Ciò che possiamo licenziare

martedì 29 giugno 2010

Che tristezza vedere l’elefantino ballare nel circo. Dedicato a Giuliano Ferrara.

Anni fa andai al circo con mia figlia e un gruppetto di compagne e compagni di classe. E sull’uso del termine compagna/o all’epoca dei fatti non si aprì nessun dibattito.
I bambini erano entusiasti del circo: divertiti dai clown, affascinati dai prestigiatori, esaltati dagli acrobati. Nell’intervallo tra il primo ed il secondo tempo fummo invitati a vedere gli animali feroci. Come dire di no? Versato l’obbligato obolo ci incamminammo dietro un uomo che indossava il costume da domatore. Vedemmo dromedari e orsi e leoni e tigri, con ruggiti di pragmatica. I bambini erano felici.
Andò tutto bene fino a quando girammo un angolo e allora apparvero i maestosi elefanti. Erano sei adulti ed un cucciolo.
★ ★ ★
#### Cosa si chiede
Nel racconto sul circo, quanti elefanti comparvero dopo che il gruppo girò l'angolo? Rispondi per favore con una frase. Qui i dati non hanno alcun ruolo.

#### Contenuto dei dati
★ ★ ★
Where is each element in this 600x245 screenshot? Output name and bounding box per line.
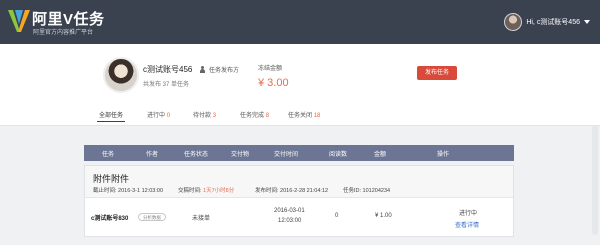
★ ★ ★
#### Risposta
Comparvero sei elefanti adulti e un cucciolo.